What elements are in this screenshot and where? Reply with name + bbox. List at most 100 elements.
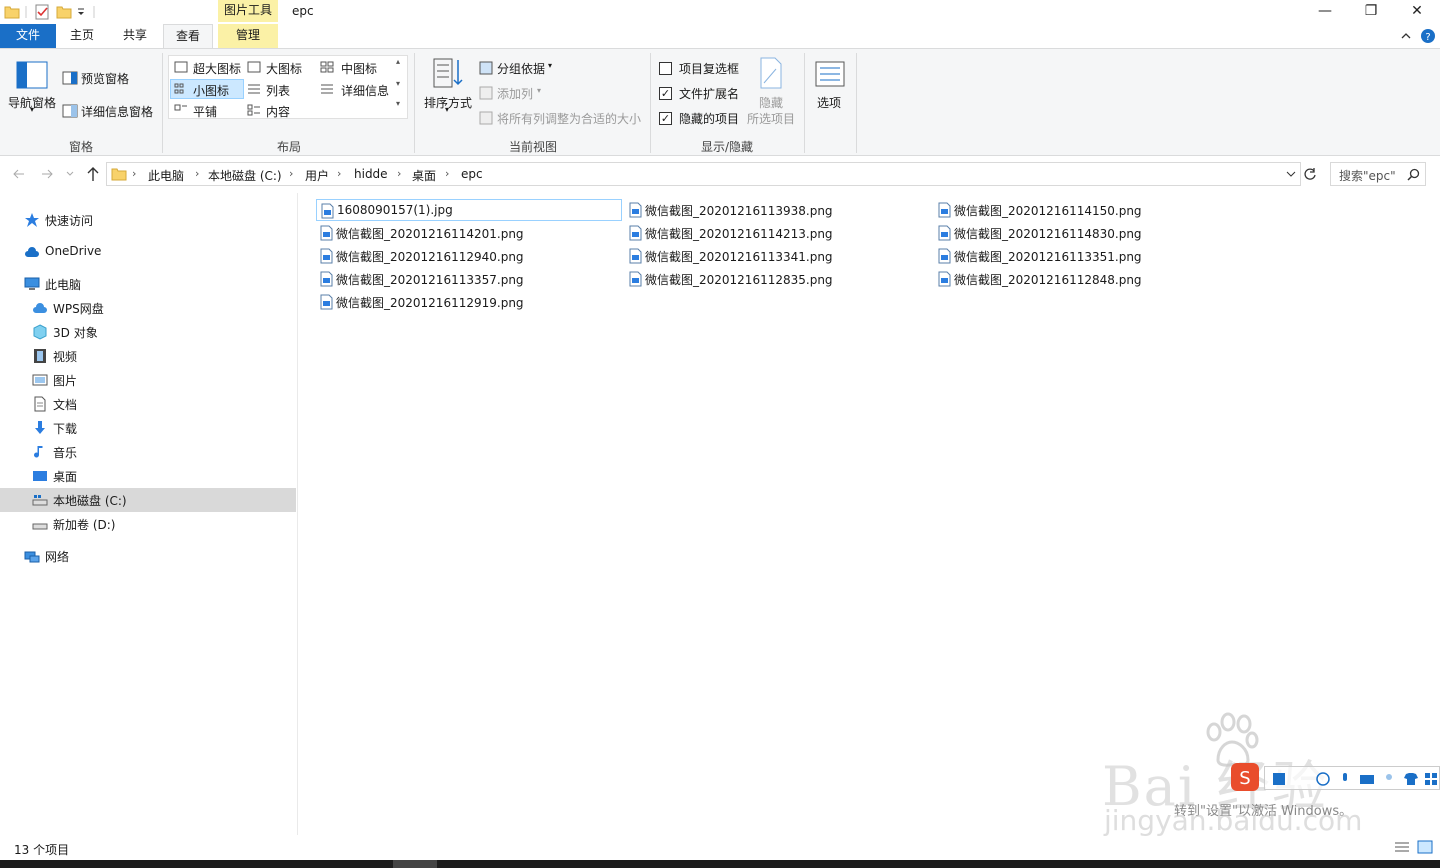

--------------------------------

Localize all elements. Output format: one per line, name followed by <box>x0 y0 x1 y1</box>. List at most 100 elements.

--------------------------------

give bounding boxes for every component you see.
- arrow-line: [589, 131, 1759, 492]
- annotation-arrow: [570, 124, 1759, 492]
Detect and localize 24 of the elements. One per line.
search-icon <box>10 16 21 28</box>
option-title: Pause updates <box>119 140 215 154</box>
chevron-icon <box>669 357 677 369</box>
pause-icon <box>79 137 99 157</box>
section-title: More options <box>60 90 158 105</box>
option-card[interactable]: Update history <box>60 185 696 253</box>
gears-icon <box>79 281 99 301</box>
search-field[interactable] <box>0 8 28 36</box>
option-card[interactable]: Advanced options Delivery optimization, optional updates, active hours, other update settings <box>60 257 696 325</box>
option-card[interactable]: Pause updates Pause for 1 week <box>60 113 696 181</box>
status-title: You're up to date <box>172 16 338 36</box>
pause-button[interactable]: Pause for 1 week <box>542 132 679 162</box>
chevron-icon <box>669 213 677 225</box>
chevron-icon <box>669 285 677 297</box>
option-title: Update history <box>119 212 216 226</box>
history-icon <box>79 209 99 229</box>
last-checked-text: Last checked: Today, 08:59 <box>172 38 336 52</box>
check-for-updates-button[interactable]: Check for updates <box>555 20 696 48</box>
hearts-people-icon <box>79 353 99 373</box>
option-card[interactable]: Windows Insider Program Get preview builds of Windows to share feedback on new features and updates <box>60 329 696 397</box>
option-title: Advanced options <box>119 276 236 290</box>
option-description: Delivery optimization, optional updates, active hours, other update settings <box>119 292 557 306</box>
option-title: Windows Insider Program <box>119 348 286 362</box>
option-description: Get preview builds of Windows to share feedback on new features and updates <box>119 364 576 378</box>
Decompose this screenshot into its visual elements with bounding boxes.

--------------------------------

* PROBLEM REQUIREMENTS: Count the lines of the entries above that contain the word "feedback", matching case exactly. Reply with the number alone.

* FULL ANSWER: 2